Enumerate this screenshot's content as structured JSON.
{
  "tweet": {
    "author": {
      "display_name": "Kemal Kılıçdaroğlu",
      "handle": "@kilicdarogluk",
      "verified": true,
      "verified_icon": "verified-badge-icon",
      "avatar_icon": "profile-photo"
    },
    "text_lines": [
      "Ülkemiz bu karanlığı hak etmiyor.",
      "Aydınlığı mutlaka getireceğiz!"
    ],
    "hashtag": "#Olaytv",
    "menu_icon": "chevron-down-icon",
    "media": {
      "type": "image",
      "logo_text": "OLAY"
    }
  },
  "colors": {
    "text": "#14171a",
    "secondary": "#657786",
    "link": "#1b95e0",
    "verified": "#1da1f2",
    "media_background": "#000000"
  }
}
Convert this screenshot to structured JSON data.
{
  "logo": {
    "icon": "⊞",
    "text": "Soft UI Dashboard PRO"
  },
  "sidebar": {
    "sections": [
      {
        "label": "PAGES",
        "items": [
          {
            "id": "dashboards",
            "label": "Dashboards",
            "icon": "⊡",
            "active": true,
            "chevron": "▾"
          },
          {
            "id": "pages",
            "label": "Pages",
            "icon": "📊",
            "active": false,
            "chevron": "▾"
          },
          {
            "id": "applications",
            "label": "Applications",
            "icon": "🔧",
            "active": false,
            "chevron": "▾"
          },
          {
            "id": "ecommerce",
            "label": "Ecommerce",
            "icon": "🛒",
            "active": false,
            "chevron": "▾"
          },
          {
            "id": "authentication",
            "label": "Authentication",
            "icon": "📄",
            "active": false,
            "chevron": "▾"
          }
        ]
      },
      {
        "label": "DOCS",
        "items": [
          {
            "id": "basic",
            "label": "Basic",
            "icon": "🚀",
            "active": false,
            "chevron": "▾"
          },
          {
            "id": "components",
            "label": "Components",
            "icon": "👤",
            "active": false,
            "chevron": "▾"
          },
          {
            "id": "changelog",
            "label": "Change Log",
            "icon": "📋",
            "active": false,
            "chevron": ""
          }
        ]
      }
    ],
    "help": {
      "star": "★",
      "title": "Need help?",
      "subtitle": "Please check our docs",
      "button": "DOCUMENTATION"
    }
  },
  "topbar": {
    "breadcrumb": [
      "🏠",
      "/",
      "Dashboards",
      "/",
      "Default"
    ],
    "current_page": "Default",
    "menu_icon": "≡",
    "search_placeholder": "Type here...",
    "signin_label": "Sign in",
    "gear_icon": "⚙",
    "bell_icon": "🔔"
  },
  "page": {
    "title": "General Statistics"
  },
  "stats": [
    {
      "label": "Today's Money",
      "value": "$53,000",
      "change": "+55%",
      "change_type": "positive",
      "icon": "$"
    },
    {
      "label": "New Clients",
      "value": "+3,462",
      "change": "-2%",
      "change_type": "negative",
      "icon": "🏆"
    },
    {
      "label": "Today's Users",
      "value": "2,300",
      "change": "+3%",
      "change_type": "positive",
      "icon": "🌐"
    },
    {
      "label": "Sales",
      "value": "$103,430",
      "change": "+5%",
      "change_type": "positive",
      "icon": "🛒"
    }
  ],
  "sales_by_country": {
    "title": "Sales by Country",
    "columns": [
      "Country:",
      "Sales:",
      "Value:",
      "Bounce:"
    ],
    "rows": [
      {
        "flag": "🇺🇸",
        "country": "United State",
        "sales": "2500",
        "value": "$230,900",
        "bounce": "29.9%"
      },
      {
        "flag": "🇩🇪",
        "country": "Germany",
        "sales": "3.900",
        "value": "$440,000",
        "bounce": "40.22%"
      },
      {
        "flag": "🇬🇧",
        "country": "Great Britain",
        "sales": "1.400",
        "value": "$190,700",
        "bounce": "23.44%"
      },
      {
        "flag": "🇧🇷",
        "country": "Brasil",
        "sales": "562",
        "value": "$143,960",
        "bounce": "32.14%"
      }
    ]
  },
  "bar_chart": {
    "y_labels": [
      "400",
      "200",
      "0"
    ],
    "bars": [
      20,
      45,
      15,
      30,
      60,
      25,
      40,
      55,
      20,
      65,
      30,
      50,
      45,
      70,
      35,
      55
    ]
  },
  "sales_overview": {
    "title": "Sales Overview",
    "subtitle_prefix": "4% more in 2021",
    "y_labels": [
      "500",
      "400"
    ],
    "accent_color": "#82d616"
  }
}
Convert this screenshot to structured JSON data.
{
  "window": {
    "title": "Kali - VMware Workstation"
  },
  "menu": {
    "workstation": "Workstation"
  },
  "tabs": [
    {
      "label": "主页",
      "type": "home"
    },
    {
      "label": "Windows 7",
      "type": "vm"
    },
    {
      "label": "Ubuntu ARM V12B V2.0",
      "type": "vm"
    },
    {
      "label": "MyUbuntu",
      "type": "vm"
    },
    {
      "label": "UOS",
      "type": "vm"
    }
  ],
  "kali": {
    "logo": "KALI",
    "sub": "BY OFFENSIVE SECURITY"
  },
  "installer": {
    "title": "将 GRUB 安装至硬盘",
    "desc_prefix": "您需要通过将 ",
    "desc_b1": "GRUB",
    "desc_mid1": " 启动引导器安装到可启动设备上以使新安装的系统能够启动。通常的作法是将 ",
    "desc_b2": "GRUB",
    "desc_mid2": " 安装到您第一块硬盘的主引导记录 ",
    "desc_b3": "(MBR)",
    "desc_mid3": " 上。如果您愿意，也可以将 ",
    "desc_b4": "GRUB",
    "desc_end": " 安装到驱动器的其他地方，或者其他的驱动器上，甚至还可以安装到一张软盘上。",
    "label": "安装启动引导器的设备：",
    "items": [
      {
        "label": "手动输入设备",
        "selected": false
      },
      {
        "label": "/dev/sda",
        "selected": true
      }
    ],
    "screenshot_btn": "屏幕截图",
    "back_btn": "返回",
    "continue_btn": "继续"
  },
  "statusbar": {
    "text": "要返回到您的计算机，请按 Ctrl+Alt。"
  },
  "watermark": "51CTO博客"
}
^^^^^^^^^^^^^^^^
_Objective:_
Return each entry from the material above exactly as it appears.

_Answer for the task:_
Enumerate this screenshot's content as structured JSON.
{
  "tweet": {
    "author": {
      "display_name": "Kemal Kılıçdaroğlu",
      "handle": "@kilicdarogluk",
      "verified": true,
      "verified_icon": "verified-badge-icon",
      "avatar_icon": "profile-photo"
    },
    "text_lines": [
      "Ülkemiz bu karanlığı hak etmiyor.",
      "Aydınlığı mutlaka getireceğiz!"
    ],
    "hashtag": "#Olaytv",
    "menu_icon": "chevron-down-icon",
    "media": {
      "type": "image",
      "logo_text": "OLAY"
    }
  },
  "colors": {
    "text": "#14171a",
    "secondary": "#657786",
    "link": "#1b95e0",
    "verified": "#1da1f2",
    "media_background": "#000000"
  }
}
Convert this screenshot to structured JSON data.
{
  "logo": {
    "icon": "⊞",
    "text": "Soft UI Dashboard PRO"
  },
  "sidebar": {
    "sections": [
      {
        "label": "PAGES",
        "items": [
          {
            "id": "dashboards",
            "label": "Dashboards",
            "icon": "⊡",
            "active": true,
            "chevron": "▾"
          },
          {
            "id": "pages",
            "label": "Pages",
            "icon": "📊",
            "active": false,
            "chevron": "▾"
          },
          {
            "id": "applications",
            "label": "Applications",
            "icon": "🔧",
            "active": false,
            "chevron": "▾"
          },
          {
            "id": "ecommerce",
            "label": "Ecommerce",
            "icon": "🛒",
            "active": false,
            "chevron": "▾"
          },
          {
            "id": "authentication",
            "label": "Authentication",
            "icon": "📄",
            "active": false,
            "chevron": "▾"
          }
        ]
      },
      {
        "label": "DOCS",
        "items": [
          {
            "id": "basic",
            "label": "Basic",
            "icon": "🚀",
            "active": false,
            "chevron": "▾"
          },
          {
            "id": "components",
            "label": "Components",
            "icon": "👤",
            "active": false,
            "chevron": "▾"
          },
          {
            "id": "changelog",
            "label": "Change Log",
            "icon": "📋",
            "active": false,
            "chevron": ""
          }
        ]
      }
    ],
    "help": {
      "star": "★",
      "title": "Need help?",
      "subtitle": "Please check our docs",
      "button": "DOCUMENTATION"
    }
  },
  "topbar": {
    "breadcrumb": [
      "🏠",
      "/",
      "Dashboards",
      "/",
      "Default"
    ],
    "current_page": "Default",
    "menu_icon": "≡",
    "search_placeholder": "Type here...",
    "signin_label": "Sign in",
    "gear_icon": "⚙",
    "bell_icon": "🔔"
  },
  "page": {
    "title": "General Statistics"
  },
  "stats": [
    {
      "label": "Today's Money",
      "value": "$53,000",
      "change": "+55%",
      "change_type": "positive",
      "icon": "$"
    },
    {
      "label": "New Clients",
      "value": "+3,462",
      "change": "-2%",
      "change_type": "negative",
      "icon": "🏆"
    },
    {
      "label": "Today's Users",
      "value": "2,300",
      "change": "+3%",
      "change_type": "positive",
      "icon": "🌐"
    },
    {
      "label": "Sales",
      "value": "$103,430",
      "change": "+5%",
      "change_type": "positive",
      "icon": "🛒"
    }
  ],
  "sales_by_country": {
    "title": "Sales by Country",
    "columns": [
      "Country:",
      "Sales:",
      "Value:",
      "Bounce:"
    ],
    "rows": [
      {
        "flag": "🇺🇸",
        "country": "United State",
        "sales": "2500",
        "value": "$230,900",
        "bounce": "29.9%"
      },
      {
        "flag": "🇩🇪",
        "country": "Germany",
        "sales": "3.900",
        "value": "$440,000",
        "bounce": "40.22%"
      },
      {
        "flag": "🇬🇧",
        "country": "Great Britain",
        "sales": "1.400",
        "value": "$190,700",
        "bounce": "23.44%"
      },
      {
        "flag": "🇧🇷",
        "country": "Brasil",
        "sales": "562",
        "value": "$143,960",
        "bounce": "32.14%"
      }
    ]
  },
  "bar_chart": {
    "y_labels": [
      "400",
      "200",
      "0"
    ],
    "bars": [
      20,
      45,
      15,
      30,
      60,
      25,
      40,
      55,
      20,
      65,
      30,
      50,
      45,
      70,
      35,
      55
    ]
  },
  "sales_overview": {
    "title": "Sales Overview",
    "subtitle_prefix": "4% more in 2021",
    "y_labels": [
      "500",
      "400"
    ],
    "accent_color": "#82d616"
  }
}
Convert this screenshot to structured JSON data.
{
  "window": {
    "title": "Kali - VMware Workstation"
  },
  "menu": {
    "workstation": "Workstation"
  },
  "tabs": [
    {
      "label": "主页",
      "type": "home"
    },
    {
      "label": "Windows 7",
      "type": "vm"
    },
    {
      "label": "Ubuntu ARM V12B V2.0",
      "type": "vm"
    },
    {
      "label": "MyUbuntu",
      "type": "vm"
    },
    {
      "label": "UOS",
      "type": "vm"
    }
  ],
  "kali": {
    "logo": "KALI",
    "sub": "BY OFFENSIVE SECURITY"
  },
  "installer": {
    "title": "将 GRUB 安装至硬盘",
    "desc_prefix": "您需要通过将 ",
    "desc_b1": "GRUB",
    "desc_mid1": " 启动引导器安装到可启动设备上以使新安装的系统能够启动。通常的作法是将 ",
    "desc_b2": "GRUB",
    "desc_mid2": " 安装到您第一块硬盘的主引导记录 ",
    "desc_b3": "(MBR)",
    "desc_mid3": " 上。如果您愿意，也可以将 ",
    "desc_b4": "GRUB",
    "desc_end": " 安装到驱动器的其他地方，或者其他的驱动器上，甚至还可以安装到一张软盘上。",
    "label": "安装启动引导器的设备：",
    "items": [
      {
        "label": "手动输入设备",
        "selected": false
      },
      {
        "label": "/dev/sda",
        "selected": true
      }
    ],
    "screenshot_btn": "屏幕截图",
    "back_btn": "返回",
    "continue_btn": "继续"
  },
  "statusbar": {
    "text": "要返回到您的计算机，请按 Ctrl+Alt。"
  },
  "watermark": "51CTO博客"
}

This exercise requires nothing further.